• _Exercise brief_:
Copy all entries without alteration and skip the pictures they hold.

---- Rows

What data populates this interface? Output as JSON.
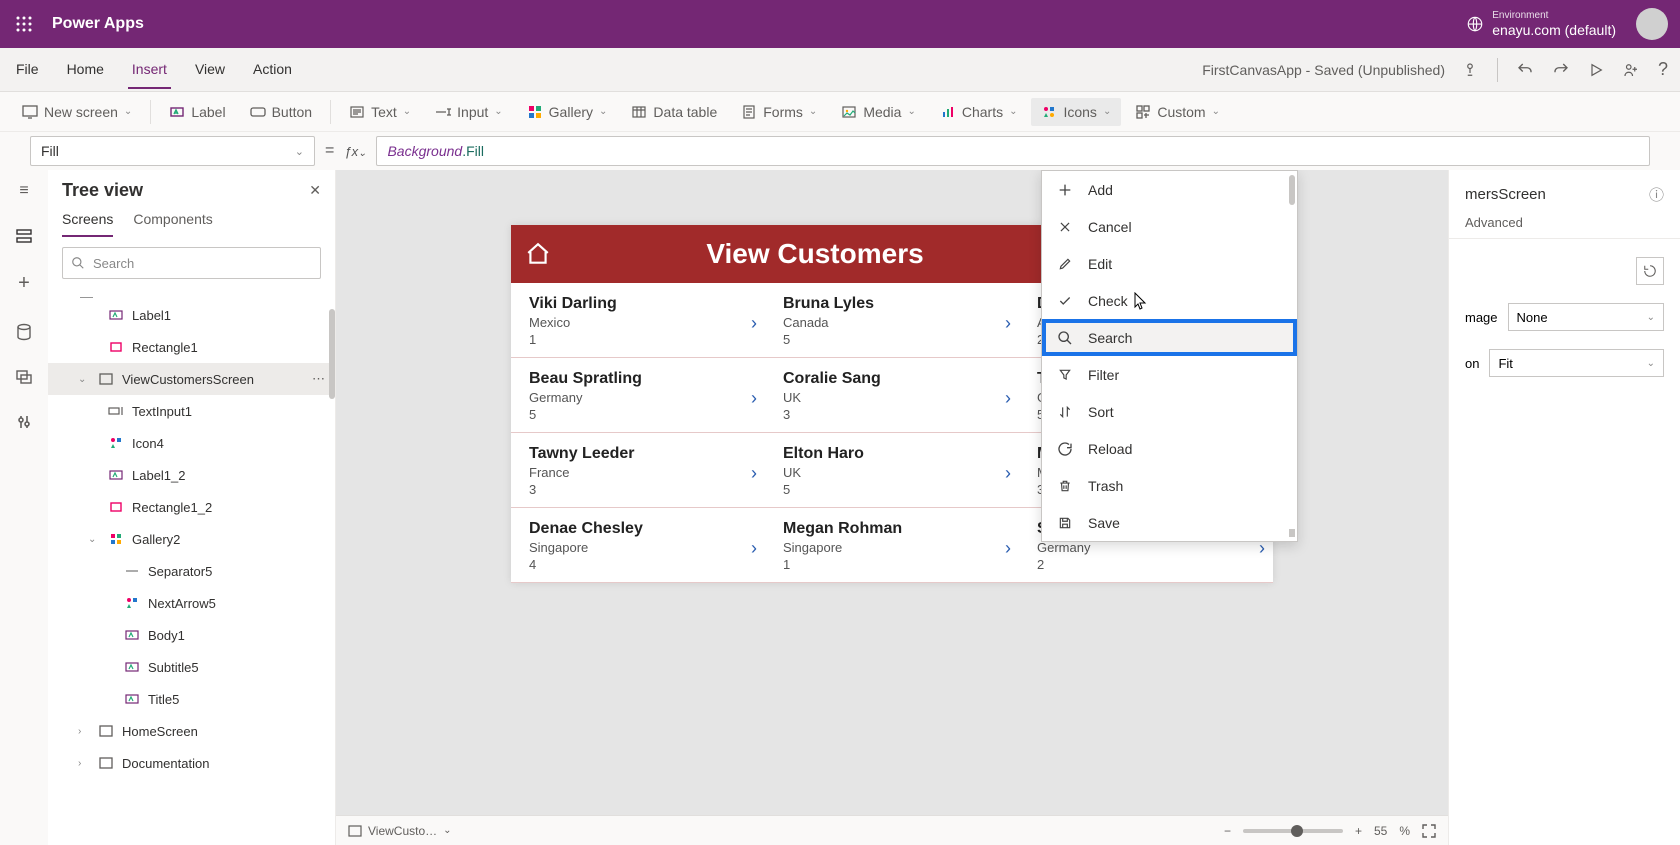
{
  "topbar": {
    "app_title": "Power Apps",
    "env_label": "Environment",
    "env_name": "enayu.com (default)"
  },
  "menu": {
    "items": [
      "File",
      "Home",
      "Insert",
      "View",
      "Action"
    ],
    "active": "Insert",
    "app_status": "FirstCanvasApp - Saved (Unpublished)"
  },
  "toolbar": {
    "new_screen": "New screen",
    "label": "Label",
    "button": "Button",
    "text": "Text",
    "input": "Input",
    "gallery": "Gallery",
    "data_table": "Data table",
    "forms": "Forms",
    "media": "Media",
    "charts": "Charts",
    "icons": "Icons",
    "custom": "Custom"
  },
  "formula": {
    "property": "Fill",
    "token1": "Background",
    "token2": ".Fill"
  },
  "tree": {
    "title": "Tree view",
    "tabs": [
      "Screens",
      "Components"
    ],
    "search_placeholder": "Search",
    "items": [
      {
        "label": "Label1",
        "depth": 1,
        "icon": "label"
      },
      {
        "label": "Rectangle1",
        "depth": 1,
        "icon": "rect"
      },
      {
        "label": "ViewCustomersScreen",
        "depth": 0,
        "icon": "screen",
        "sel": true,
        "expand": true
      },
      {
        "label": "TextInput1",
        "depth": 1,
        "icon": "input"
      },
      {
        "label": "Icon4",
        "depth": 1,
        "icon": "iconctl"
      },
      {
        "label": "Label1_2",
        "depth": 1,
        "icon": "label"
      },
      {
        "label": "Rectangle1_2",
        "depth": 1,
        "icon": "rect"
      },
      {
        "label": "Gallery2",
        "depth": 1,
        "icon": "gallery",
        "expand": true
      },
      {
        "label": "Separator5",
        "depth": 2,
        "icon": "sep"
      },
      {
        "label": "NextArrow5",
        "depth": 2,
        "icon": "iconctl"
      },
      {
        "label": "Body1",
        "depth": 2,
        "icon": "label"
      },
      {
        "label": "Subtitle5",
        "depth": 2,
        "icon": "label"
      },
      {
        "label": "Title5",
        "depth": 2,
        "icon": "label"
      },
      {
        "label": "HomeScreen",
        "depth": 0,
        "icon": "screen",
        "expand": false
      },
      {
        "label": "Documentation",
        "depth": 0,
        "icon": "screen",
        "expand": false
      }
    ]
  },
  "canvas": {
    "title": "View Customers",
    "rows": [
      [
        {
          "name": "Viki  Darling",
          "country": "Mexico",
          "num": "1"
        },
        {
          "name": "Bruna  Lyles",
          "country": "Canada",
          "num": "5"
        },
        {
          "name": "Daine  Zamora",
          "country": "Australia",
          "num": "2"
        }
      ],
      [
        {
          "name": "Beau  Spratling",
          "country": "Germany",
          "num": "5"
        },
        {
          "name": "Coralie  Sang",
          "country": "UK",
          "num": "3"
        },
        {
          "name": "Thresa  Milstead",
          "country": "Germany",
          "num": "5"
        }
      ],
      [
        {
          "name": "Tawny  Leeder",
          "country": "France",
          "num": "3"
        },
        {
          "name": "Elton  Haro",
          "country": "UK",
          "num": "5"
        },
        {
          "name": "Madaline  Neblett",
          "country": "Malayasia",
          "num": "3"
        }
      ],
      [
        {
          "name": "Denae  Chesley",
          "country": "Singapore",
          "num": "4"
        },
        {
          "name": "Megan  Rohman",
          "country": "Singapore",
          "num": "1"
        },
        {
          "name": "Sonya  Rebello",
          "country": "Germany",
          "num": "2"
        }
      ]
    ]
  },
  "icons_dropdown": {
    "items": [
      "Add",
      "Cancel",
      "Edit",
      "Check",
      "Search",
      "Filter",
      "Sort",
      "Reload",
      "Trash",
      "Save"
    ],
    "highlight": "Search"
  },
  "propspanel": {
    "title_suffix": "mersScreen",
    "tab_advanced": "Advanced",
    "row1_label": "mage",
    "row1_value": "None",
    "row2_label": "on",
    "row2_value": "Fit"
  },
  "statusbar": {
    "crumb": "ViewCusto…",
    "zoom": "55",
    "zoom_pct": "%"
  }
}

--------

• _Answer to the problem_:
What data populates this interface? Output as JSON.
{
  "topbar": {
    "app_title": "Power Apps",
    "env_label": "Environment",
    "env_name": "enayu.com (default)"
  },
  "menu": {
    "items": [
      "File",
      "Home",
      "Insert",
      "View",
      "Action"
    ],
    "active": "Insert",
    "app_status": "FirstCanvasApp - Saved (Unpublished)"
  },
  "toolbar": {
    "new_screen": "New screen",
    "label": "Label",
    "button": "Button",
    "text": "Text",
    "input": "Input",
    "gallery": "Gallery",
    "data_table": "Data table",
    "forms": "Forms",
    "media": "Media",
    "charts": "Charts",
    "icons": "Icons",
    "custom": "Custom"
  },
  "formula": {
    "property": "Fill",
    "token1": "Background",
    "token2": ".Fill"
  },
  "tree": {
    "title": "Tree view",
    "tabs": [
      "Screens",
      "Components"
    ],
    "search_placeholder": "Search",
    "items": [
      {
        "label": "Label1",
        "depth": 1,
        "icon": "label"
      },
      {
        "label": "Rectangle1",
        "depth": 1,
        "icon": "rect"
      },
      {
        "label": "ViewCustomersScreen",
        "depth": 0,
        "icon": "screen",
        "sel": true,
        "expand": true
      },
      {
        "label": "TextInput1",
        "depth": 1,
        "icon": "input"
      },
      {
        "label": "Icon4",
        "depth": 1,
        "icon": "iconctl"
      },
      {
        "label": "Label1_2",
        "depth": 1,
        "icon": "label"
      },
      {
        "label": "Rectangle1_2",
        "depth": 1,
        "icon": "rect"
      },
      {
        "label": "Gallery2",
        "depth": 1,
        "icon": "gallery",
        "expand": true
      },
      {
        "label": "Separator5",
        "depth": 2,
        "icon": "sep"
      },
      {
        "label": "NextArrow5",
        "depth": 2,
        "icon": "iconctl"
      },
      {
        "label": "Body1",
        "depth": 2,
        "icon": "label"
      },
      {
        "label": "Subtitle5",
        "depth": 2,
        "icon": "label"
      },
      {
        "label": "Title5",
        "depth": 2,
        "icon": "label"
      },
      {
        "label": "HomeScreen",
        "depth": 0,
        "icon": "screen",
        "expand": false
      },
      {
        "label": "Documentation",
        "depth": 0,
        "icon": "screen",
        "expand": false
      }
    ]
  },
  "canvas": {
    "title": "View Customers",
    "rows": [
      [
        {
          "name": "Viki  Darling",
          "country": "Mexico",
          "num": "1"
        },
        {
          "name": "Bruna  Lyles",
          "country": "Canada",
          "num": "5"
        },
        {
          "name": "Daine  Zamora",
          "country": "Australia",
          "num": "2"
        }
      ],
      [
        {
          "name": "Beau  Spratling",
          "country": "Germany",
          "num": "5"
        },
        {
          "name": "Coralie  Sang",
          "country": "UK",
          "num": "3"
        },
        {
          "name": "Thresa  Milstead",
          "country": "Germany",
          "num": "5"
        }
      ],
      [
        {
          "name": "Tawny  Leeder",
          "country": "France",
          "num": "3"
        },
        {
          "name": "Elton  Haro",
          "country": "UK",
          "num": "5"
        },
        {
          "name": "Madaline  Neblett",
          "country": "Malayasia",
          "num": "3"
        }
      ],
      [
        {
          "name": "Denae  Chesley",
          "country": "Singapore",
          "num": "4"
        },
        {
          "name": "Megan  Rohman",
          "country": "Singapore",
          "num": "1"
        },
        {
          "name": "Sonya  Rebello",
          "country": "Germany",
          "num": "2"
        }
      ]
    ]
  },
  "icons_dropdown": {
    "items": [
      "Add",
      "Cancel",
      "Edit",
      "Check",
      "Search",
      "Filter",
      "Sort",
      "Reload",
      "Trash",
      "Save"
    ],
    "highlight": "Search"
  },
  "propspanel": {
    "title_suffix": "mersScreen",
    "tab_advanced": "Advanced",
    "row1_label": "mage",
    "row1_value": "None",
    "row2_label": "on",
    "row2_value": "Fit"
  },
  "statusbar": {
    "crumb": "ViewCusto…",
    "zoom": "55",
    "zoom_pct": "%"
  }
}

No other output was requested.